What is required → In full and without alteration, give the listing again.

Extracted records →
■ ■ ■

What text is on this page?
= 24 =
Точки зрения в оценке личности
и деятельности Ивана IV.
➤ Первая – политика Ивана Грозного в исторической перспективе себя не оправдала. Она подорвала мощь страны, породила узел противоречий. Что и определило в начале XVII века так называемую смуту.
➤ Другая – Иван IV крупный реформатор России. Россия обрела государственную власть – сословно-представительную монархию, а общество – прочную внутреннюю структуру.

■ ■ ■

Response to the exercise →
What text is on this page?
= 24 =
Точки зрения в оценке личности
и деятельности Ивана IV.
➤ Первая – политика Ивана Грозного в исторической перспективе себя не оправдала. Она подорвала мощь страны, породила узел противоречий. Что и определило в начале XVII века так называемую смуту.
➤ Другая – Иван IV крупный реформатор России. Россия обрела государственную власть – сословно-представительную монархию, а общество – прочную внутреннюю структуру.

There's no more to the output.